Write out every entry exactly as given, but omit the pictures.

**** INPUT MATERIAL ****

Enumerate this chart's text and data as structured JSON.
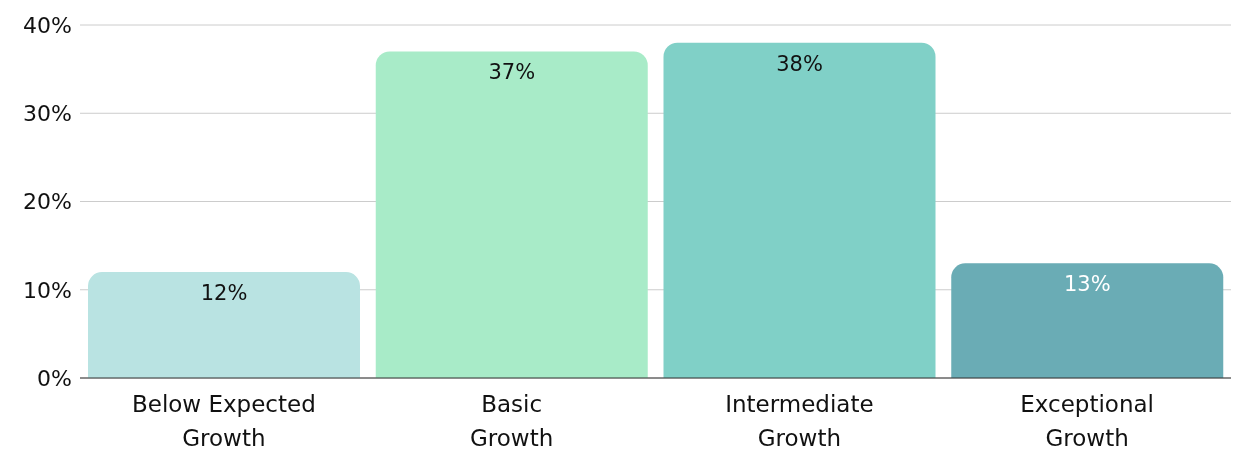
{
  "chart_data": {
    "type": "bar",
    "categories": [
      "Below Expected Growth",
      "Basic Growth",
      "Intermediate Growth",
      "Exceptional Growth"
    ],
    "values": [
      12,
      37,
      38,
      13
    ],
    "colors": [
      "#b9e3e2",
      "#a8ebc8",
      "#80d0c7",
      "#6aacb5"
    ],
    "value_labels": [
      "12%",
      "37%",
      "38%",
      "13%"
    ],
    "ylim": [
      0,
      40
    ],
    "yticks": [
      {
        "value": 0,
        "label": "0%"
      },
      {
        "value": 10,
        "label": "10%"
      },
      {
        "value": 20,
        "label": "20%"
      },
      {
        "value": 30,
        "label": "30%"
      },
      {
        "value": 40,
        "label": "40%"
      }
    ],
    "grid": "y",
    "legend": false
  }
}
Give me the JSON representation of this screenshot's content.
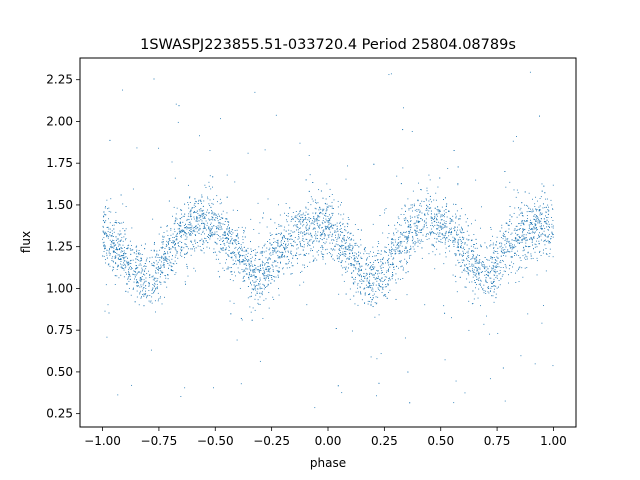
{
  "chart_data": {
    "type": "scatter",
    "title": "1SWASPJ223855.51-033720.4 Period 25804.08789s",
    "xlabel": "phase",
    "ylabel": "flux",
    "xlim": [
      -1.1,
      1.1
    ],
    "ylim": [
      0.17,
      2.38
    ],
    "x_ticks": [
      -1.0,
      -0.75,
      -0.5,
      -0.25,
      0.0,
      0.25,
      0.5,
      0.75,
      1.0
    ],
    "x_tick_labels": [
      "−1.00",
      "−0.75",
      "−0.50",
      "−0.25",
      "0.00",
      "0.25",
      "0.50",
      "0.75",
      "1.00"
    ],
    "y_ticks": [
      0.25,
      0.5,
      0.75,
      1.0,
      1.25,
      1.5,
      1.75,
      2.0,
      2.25
    ],
    "y_tick_labels": [
      "0.25",
      "0.50",
      "0.75",
      "1.00",
      "1.25",
      "1.50",
      "1.75",
      "2.00",
      "2.25"
    ],
    "point_color": "#1f77b4",
    "grid": false,
    "series": [
      {
        "phase_range": [
          -1.0,
          1.0
        ],
        "profile": [
          {
            "x": -1.0,
            "y": 1.33
          },
          {
            "x": -0.92,
            "y": 1.22
          },
          {
            "x": -0.85,
            "y": 1.1
          },
          {
            "x": -0.8,
            "y": 1.03
          },
          {
            "x": -0.75,
            "y": 1.12
          },
          {
            "x": -0.68,
            "y": 1.28
          },
          {
            "x": -0.62,
            "y": 1.38
          },
          {
            "x": -0.55,
            "y": 1.4
          },
          {
            "x": -0.47,
            "y": 1.34
          },
          {
            "x": -0.4,
            "y": 1.22
          },
          {
            "x": -0.33,
            "y": 1.09
          },
          {
            "x": -0.28,
            "y": 1.1
          },
          {
            "x": -0.2,
            "y": 1.25
          },
          {
            "x": -0.12,
            "y": 1.33
          },
          {
            "x": -0.05,
            "y": 1.38
          },
          {
            "x": 0.0,
            "y": 1.35
          },
          {
            "x": 0.08,
            "y": 1.22
          },
          {
            "x": 0.15,
            "y": 1.1
          },
          {
            "x": 0.2,
            "y": 1.03
          },
          {
            "x": 0.25,
            "y": 1.12
          },
          {
            "x": 0.32,
            "y": 1.28
          },
          {
            "x": 0.38,
            "y": 1.38
          },
          {
            "x": 0.45,
            "y": 1.4
          },
          {
            "x": 0.53,
            "y": 1.34
          },
          {
            "x": 0.6,
            "y": 1.22
          },
          {
            "x": 0.67,
            "y": 1.09
          },
          {
            "x": 0.72,
            "y": 1.1
          },
          {
            "x": 0.8,
            "y": 1.25
          },
          {
            "x": 0.88,
            "y": 1.33
          },
          {
            "x": 0.95,
            "y": 1.38
          },
          {
            "x": 1.0,
            "y": 1.35
          }
        ],
        "scatter_sigma": 0.09,
        "outlier_range": [
          0.28,
          2.3
        ]
      }
    ]
  }
}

****

§ RESPONSE TO THE TASK:
Enumerate this chart's text and data as structured JSON.
{
  "chart_data": {
    "type": "bar",
    "categories": [
      "Below Expected Growth",
      "Basic Growth",
      "Intermediate Growth",
      "Exceptional Growth"
    ],
    "values": [
      12,
      37,
      38,
      13
    ],
    "colors": [
      "#b9e3e2",
      "#a8ebc8",
      "#80d0c7",
      "#6aacb5"
    ],
    "value_labels": [
      "12%",
      "37%",
      "38%",
      "13%"
    ],
    "ylim": [
      0,
      40
    ],
    "yticks": [
      {
        "value": 0,
        "label": "0%"
      },
      {
        "value": 10,
        "label": "10%"
      },
      {
        "value": 20,
        "label": "20%"
      },
      {
        "value": 30,
        "label": "30%"
      },
      {
        "value": 40,
        "label": "40%"
      }
    ],
    "grid": "y",
    "legend": false
  }
}
Give me the JSON representation of this screenshot's content.
{
  "chart_data": {
    "type": "scatter",
    "title": "1SWASPJ223855.51-033720.4 Period 25804.08789s",
    "xlabel": "phase",
    "ylabel": "flux",
    "xlim": [
      -1.1,
      1.1
    ],
    "ylim": [
      0.17,
      2.38
    ],
    "x_ticks": [
      -1.0,
      -0.75,
      -0.5,
      -0.25,
      0.0,
      0.25,
      0.5,
      0.75,
      1.0
    ],
    "x_tick_labels": [
      "−1.00",
      "−0.75",
      "−0.50",
      "−0.25",
      "0.00",
      "0.25",
      "0.50",
      "0.75",
      "1.00"
    ],
    "y_ticks": [
      0.25,
      0.5,
      0.75,
      1.0,
      1.25,
      1.5,
      1.75,
      2.0,
      2.25
    ],
    "y_tick_labels": [
      "0.25",
      "0.50",
      "0.75",
      "1.00",
      "1.25",
      "1.50",
      "1.75",
      "2.00",
      "2.25"
    ],
    "point_color": "#1f77b4",
    "grid": false,
    "series": [
      {
        "phase_range": [
          -1.0,
          1.0
        ],
        "profile": [
          {
            "x": -1.0,
            "y": 1.33
          },
          {
            "x": -0.92,
            "y": 1.22
          },
          {
            "x": -0.85,
            "y": 1.1
          },
          {
            "x": -0.8,
            "y": 1.03
          },
          {
            "x": -0.75,
            "y": 1.12
          },
          {
            "x": -0.68,
            "y": 1.28
          },
          {
            "x": -0.62,
            "y": 1.38
          },
          {
            "x": -0.55,
            "y": 1.4
          },
          {
            "x": -0.47,
            "y": 1.34
          },
          {
            "x": -0.4,
            "y": 1.22
          },
          {
            "x": -0.33,
            "y": 1.09
          },
          {
            "x": -0.28,
            "y": 1.1
          },
          {
            "x": -0.2,
            "y": 1.25
          },
          {
            "x": -0.12,
            "y": 1.33
          },
          {
            "x": -0.05,
            "y": 1.38
          },
          {
            "x": 0.0,
            "y": 1.35
          },
          {
            "x": 0.08,
            "y": 1.22
          },
          {
            "x": 0.15,
            "y": 1.1
          },
          {
            "x": 0.2,
            "y": 1.03
          },
          {
            "x": 0.25,
            "y": 1.12
          },
          {
            "x": 0.32,
            "y": 1.28
          },
          {
            "x": 0.38,
            "y": 1.38
          },
          {
            "x": 0.45,
            "y": 1.4
          },
          {
            "x": 0.53,
            "y": 1.34
          },
          {
            "x": 0.6,
            "y": 1.22
          },
          {
            "x": 0.67,
            "y": 1.09
          },
          {
            "x": 0.72,
            "y": 1.1
          },
          {
            "x": 0.8,
            "y": 1.25
          },
          {
            "x": 0.88,
            "y": 1.33
          },
          {
            "x": 0.95,
            "y": 1.38
          },
          {
            "x": 1.0,
            "y": 1.35
          }
        ],
        "scatter_sigma": 0.09,
        "outlier_range": [
          0.28,
          2.3
        ]
      }
    ]
  }
}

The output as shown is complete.